Exercise task — Omit all images, then return the remaining material exactly as it stands.

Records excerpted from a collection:
'''
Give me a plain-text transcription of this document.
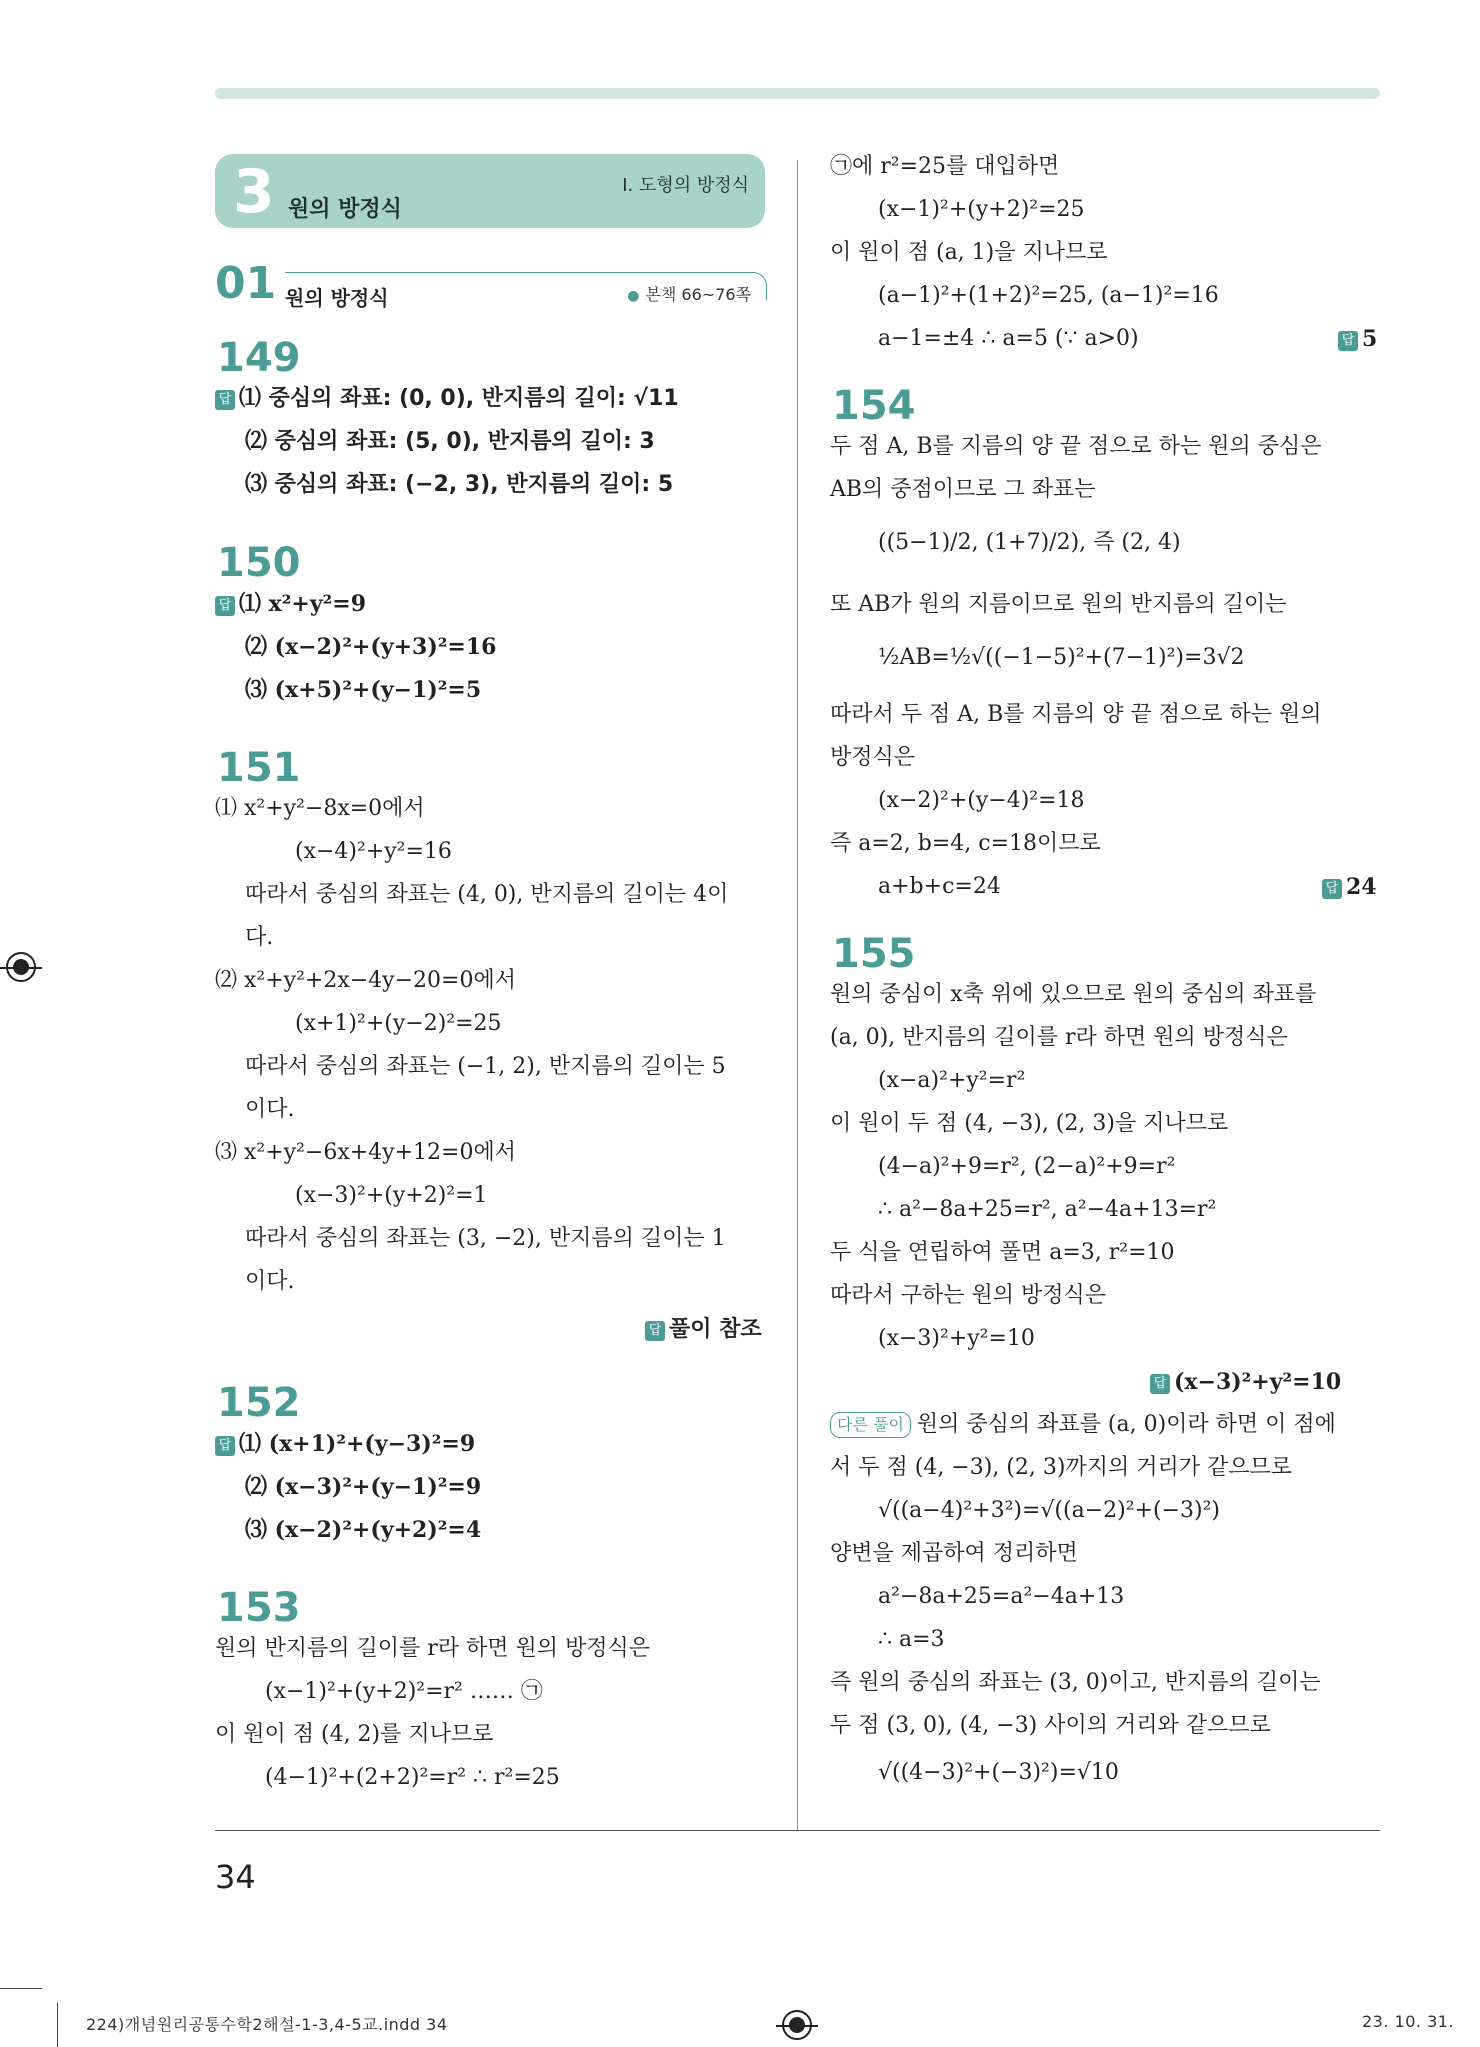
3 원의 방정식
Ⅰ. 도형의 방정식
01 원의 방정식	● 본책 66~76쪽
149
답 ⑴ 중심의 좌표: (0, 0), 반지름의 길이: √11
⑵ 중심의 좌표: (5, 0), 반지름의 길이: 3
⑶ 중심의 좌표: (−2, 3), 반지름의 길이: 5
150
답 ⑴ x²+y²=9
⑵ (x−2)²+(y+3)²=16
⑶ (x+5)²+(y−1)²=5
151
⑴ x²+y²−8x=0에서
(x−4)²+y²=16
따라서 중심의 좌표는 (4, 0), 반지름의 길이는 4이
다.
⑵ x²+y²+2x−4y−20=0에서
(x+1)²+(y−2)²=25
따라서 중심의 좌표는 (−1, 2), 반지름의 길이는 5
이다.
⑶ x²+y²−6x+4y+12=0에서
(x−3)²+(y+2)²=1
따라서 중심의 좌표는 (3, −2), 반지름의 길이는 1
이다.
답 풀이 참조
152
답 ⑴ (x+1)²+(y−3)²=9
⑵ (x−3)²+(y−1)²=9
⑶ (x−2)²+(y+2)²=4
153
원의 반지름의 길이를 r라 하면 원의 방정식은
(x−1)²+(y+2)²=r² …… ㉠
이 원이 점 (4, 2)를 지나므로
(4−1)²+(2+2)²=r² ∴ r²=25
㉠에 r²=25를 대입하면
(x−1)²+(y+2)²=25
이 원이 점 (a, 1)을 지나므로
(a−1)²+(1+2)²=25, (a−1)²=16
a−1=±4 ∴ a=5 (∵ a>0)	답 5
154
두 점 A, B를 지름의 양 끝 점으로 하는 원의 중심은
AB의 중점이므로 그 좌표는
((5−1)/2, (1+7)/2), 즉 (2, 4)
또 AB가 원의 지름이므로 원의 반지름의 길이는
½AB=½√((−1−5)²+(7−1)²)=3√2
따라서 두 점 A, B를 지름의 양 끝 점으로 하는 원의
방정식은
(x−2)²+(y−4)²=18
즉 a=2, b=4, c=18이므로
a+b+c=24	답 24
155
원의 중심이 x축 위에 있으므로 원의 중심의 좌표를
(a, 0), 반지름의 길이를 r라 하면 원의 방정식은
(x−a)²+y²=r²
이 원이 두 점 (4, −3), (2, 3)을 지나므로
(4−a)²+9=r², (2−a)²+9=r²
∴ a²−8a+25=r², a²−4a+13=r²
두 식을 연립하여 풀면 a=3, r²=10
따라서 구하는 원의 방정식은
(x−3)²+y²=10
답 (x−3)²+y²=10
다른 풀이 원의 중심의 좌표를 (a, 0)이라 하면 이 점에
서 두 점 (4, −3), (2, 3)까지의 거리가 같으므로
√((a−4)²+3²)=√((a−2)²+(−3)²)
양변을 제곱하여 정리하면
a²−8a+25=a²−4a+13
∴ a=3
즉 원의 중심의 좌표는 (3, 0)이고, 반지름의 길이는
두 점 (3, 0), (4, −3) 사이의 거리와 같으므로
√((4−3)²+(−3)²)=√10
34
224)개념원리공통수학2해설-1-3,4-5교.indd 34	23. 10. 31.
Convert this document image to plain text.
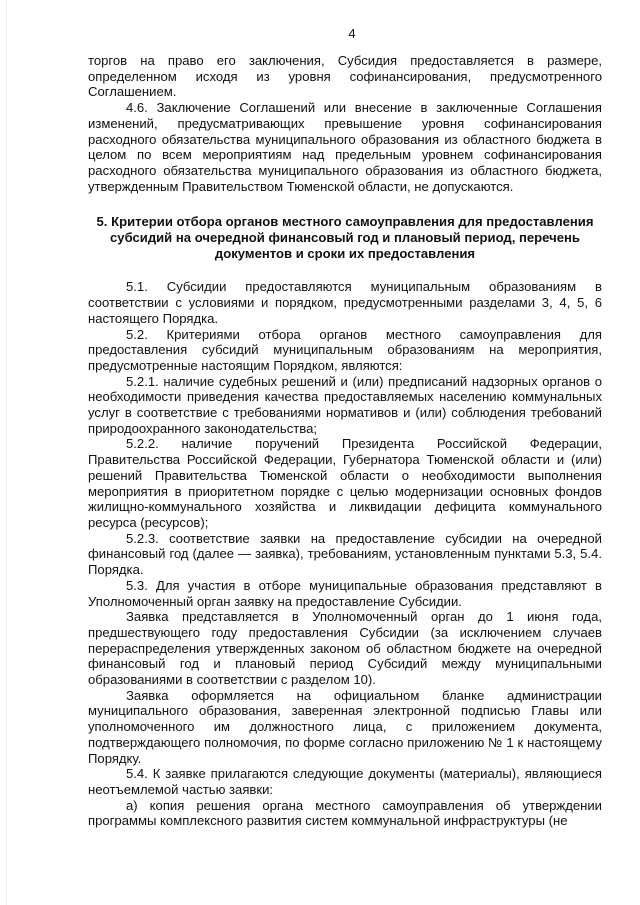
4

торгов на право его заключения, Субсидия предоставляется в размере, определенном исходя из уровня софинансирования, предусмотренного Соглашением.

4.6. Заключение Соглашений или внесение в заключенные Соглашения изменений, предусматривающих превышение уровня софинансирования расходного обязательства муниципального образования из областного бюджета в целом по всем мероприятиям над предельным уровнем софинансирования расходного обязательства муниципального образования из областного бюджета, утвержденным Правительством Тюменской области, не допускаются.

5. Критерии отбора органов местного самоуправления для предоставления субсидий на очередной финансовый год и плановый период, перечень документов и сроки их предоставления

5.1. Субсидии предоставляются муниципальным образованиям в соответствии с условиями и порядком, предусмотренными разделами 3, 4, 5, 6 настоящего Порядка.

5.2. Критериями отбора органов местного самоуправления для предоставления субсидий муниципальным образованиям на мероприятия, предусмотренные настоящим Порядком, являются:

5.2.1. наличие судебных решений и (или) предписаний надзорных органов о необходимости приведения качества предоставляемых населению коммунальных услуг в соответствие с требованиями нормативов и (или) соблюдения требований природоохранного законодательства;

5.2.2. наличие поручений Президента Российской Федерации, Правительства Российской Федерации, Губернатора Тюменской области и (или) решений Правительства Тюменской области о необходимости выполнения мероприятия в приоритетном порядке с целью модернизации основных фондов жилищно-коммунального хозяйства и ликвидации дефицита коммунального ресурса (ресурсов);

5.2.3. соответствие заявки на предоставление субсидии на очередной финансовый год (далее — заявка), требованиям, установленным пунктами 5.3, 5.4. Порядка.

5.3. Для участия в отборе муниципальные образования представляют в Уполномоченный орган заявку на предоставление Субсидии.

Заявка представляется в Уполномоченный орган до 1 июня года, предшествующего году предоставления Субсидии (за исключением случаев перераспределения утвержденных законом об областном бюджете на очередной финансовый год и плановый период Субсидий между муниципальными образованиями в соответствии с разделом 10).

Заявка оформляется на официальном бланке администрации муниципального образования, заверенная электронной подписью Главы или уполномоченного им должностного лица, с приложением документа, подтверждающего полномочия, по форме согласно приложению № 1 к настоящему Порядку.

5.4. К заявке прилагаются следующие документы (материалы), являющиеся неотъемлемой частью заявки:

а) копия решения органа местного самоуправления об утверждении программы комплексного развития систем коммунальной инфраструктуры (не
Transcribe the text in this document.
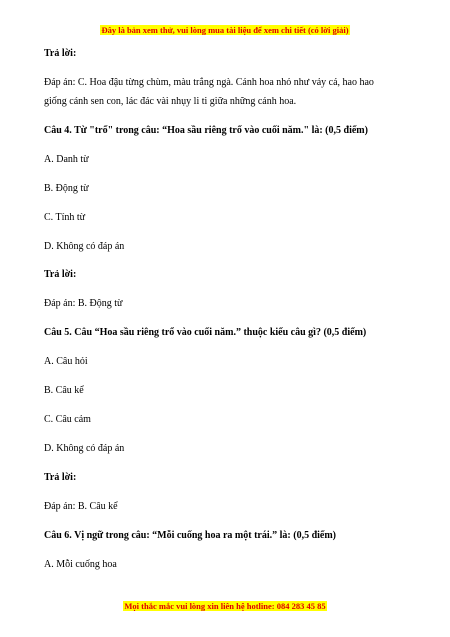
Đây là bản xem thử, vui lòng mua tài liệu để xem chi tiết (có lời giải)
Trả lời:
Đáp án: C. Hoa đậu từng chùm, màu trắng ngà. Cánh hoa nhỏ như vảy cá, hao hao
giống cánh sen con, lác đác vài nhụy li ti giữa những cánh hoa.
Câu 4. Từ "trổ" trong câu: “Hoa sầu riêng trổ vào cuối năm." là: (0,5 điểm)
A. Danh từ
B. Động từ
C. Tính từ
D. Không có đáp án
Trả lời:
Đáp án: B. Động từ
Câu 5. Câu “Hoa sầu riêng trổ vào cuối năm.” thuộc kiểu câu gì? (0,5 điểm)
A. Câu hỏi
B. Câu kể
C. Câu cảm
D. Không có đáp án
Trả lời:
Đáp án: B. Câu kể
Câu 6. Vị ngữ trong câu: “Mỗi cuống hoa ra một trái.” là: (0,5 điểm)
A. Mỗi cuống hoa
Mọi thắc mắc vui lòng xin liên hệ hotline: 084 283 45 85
'''
Solution for this problem —
Give me a plain-text transcription of this document.
3 원의 방정식
Ⅰ. 도형의 방정식
01 원의 방정식	● 본책 66~76쪽
149
답 ⑴ 중심의 좌표: (0, 0), 반지름의 길이: √11
⑵ 중심의 좌표: (5, 0), 반지름의 길이: 3
⑶ 중심의 좌표: (−2, 3), 반지름의 길이: 5
150
답 ⑴ x²+y²=9
⑵ (x−2)²+(y+3)²=16
⑶ (x+5)²+(y−1)²=5
151
⑴ x²+y²−8x=0에서
(x−4)²+y²=16
따라서 중심의 좌표는 (4, 0), 반지름의 길이는 4이
다.
⑵ x²+y²+2x−4y−20=0에서
(x+1)²+(y−2)²=25
따라서 중심의 좌표는 (−1, 2), 반지름의 길이는 5
이다.
⑶ x²+y²−6x+4y+12=0에서
(x−3)²+(y+2)²=1
따라서 중심의 좌표는 (3, −2), 반지름의 길이는 1
이다.
답 풀이 참조
152
답 ⑴ (x+1)²+(y−3)²=9
⑵ (x−3)²+(y−1)²=9
⑶ (x−2)²+(y+2)²=4
153
원의 반지름의 길이를 r라 하면 원의 방정식은
(x−1)²+(y+2)²=r² …… ㉠
이 원이 점 (4, 2)를 지나므로
(4−1)²+(2+2)²=r² ∴ r²=25
㉠에 r²=25를 대입하면
(x−1)²+(y+2)²=25
이 원이 점 (a, 1)을 지나므로
(a−1)²+(1+2)²=25, (a−1)²=16
a−1=±4 ∴ a=5 (∵ a>0)	답 5
154
두 점 A, B를 지름의 양 끝 점으로 하는 원의 중심은
AB의 중점이므로 그 좌표는
((5−1)/2, (1+7)/2), 즉 (2, 4)
또 AB가 원의 지름이므로 원의 반지름의 길이는
½AB=½√((−1−5)²+(7−1)²)=3√2
따라서 두 점 A, B를 지름의 양 끝 점으로 하는 원의
방정식은
(x−2)²+(y−4)²=18
즉 a=2, b=4, c=18이므로
a+b+c=24	답 24
155
원의 중심이 x축 위에 있으므로 원의 중심의 좌표를
(a, 0), 반지름의 길이를 r라 하면 원의 방정식은
(x−a)²+y²=r²
이 원이 두 점 (4, −3), (2, 3)을 지나므로
(4−a)²+9=r², (2−a)²+9=r²
∴ a²−8a+25=r², a²−4a+13=r²
두 식을 연립하여 풀면 a=3, r²=10
따라서 구하는 원의 방정식은
(x−3)²+y²=10
답 (x−3)²+y²=10
다른 풀이 원의 중심의 좌표를 (a, 0)이라 하면 이 점에
서 두 점 (4, −3), (2, 3)까지의 거리가 같으므로
√((a−4)²+3²)=√((a−2)²+(−3)²)
양변을 제곱하여 정리하면
a²−8a+25=a²−4a+13
∴ a=3
즉 원의 중심의 좌표는 (3, 0)이고, 반지름의 길이는
두 점 (3, 0), (4, −3) 사이의 거리와 같으므로
√((4−3)²+(−3)²)=√10
34
224)개념원리공통수학2해설-1-3,4-5교.indd 34	23. 10. 31.
Convert this document image to plain text.
4

торгов на право его заключения, Субсидия предоставляется в размере, определенном исходя из уровня софинансирования, предусмотренного Соглашением.

4.6. Заключение Соглашений или внесение в заключенные Соглашения изменений, предусматривающих превышение уровня софинансирования расходного обязательства муниципального образования из областного бюджета в целом по всем мероприятиям над предельным уровнем софинансирования расходного обязательства муниципального образования из областного бюджета, утвержденным Правительством Тюменской области, не допускаются.

5. Критерии отбора органов местного самоуправления для предоставления субсидий на очередной финансовый год и плановый период, перечень документов и сроки их предоставления

5.1. Субсидии предоставляются муниципальным образованиям в соответствии с условиями и порядком, предусмотренными разделами 3, 4, 5, 6 настоящего Порядка.

5.2. Критериями отбора органов местного самоуправления для предоставления субсидий муниципальным образованиям на мероприятия, предусмотренные настоящим Порядком, являются:

5.2.1. наличие судебных решений и (или) предписаний надзорных органов о необходимости приведения качества предоставляемых населению коммунальных услуг в соответствие с требованиями нормативов и (или) соблюдения требований природоохранного законодательства;

5.2.2. наличие поручений Президента Российской Федерации, Правительства Российской Федерации, Губернатора Тюменской области и (или) решений Правительства Тюменской области о необходимости выполнения мероприятия в приоритетном порядке с целью модернизации основных фондов жилищно-коммунального хозяйства и ликвидации дефицита коммунального ресурса (ресурсов);

5.2.3. соответствие заявки на предоставление субсидии на очередной финансовый год (далее — заявка), требованиям, установленным пунктами 5.3, 5.4. Порядка.

5.3. Для участия в отборе муниципальные образования представляют в Уполномоченный орган заявку на предоставление Субсидии.

Заявка представляется в Уполномоченный орган до 1 июня года, предшествующего году предоставления Субсидии (за исключением случаев перераспределения утвержденных законом об областном бюджете на очередной финансовый год и плановый период Субсидий между муниципальными образованиями в соответствии с разделом 10).

Заявка оформляется на официальном бланке администрации муниципального образования, заверенная электронной подписью Главы или уполномоченного им должностного лица, с приложением документа, подтверждающего полномочия, по форме согласно приложению № 1 к настоящему Порядку.

5.4. К заявке прилагаются следующие документы (материалы), являющиеся неотъемлемой частью заявки:

а) копия решения органа местного самоуправления об утверждении программы комплексного развития систем коммунальной инфраструктуры (не
Transcribe the text in this document.
Đây là bản xem thử, vui lòng mua tài liệu để xem chi tiết (có lời giải)
Trả lời:
Đáp án: C. Hoa đậu từng chùm, màu trắng ngà. Cánh hoa nhỏ như vảy cá, hao hao
giống cánh sen con, lác đác vài nhụy li ti giữa những cánh hoa.
Câu 4. Từ "trổ" trong câu: “Hoa sầu riêng trổ vào cuối năm." là: (0,5 điểm)
A. Danh từ
B. Động từ
C. Tính từ
D. Không có đáp án
Trả lời:
Đáp án: B. Động từ
Câu 5. Câu “Hoa sầu riêng trổ vào cuối năm.” thuộc kiểu câu gì? (0,5 điểm)
A. Câu hỏi
B. Câu kể
C. Câu cảm
D. Không có đáp án
Trả lời:
Đáp án: B. Câu kể
Câu 6. Vị ngữ trong câu: “Mỗi cuống hoa ra một trái.” là: (0,5 điểm)
A. Mỗi cuống hoa
Mọi thắc mắc vui lòng xin liên hệ hotline: 084 283 45 85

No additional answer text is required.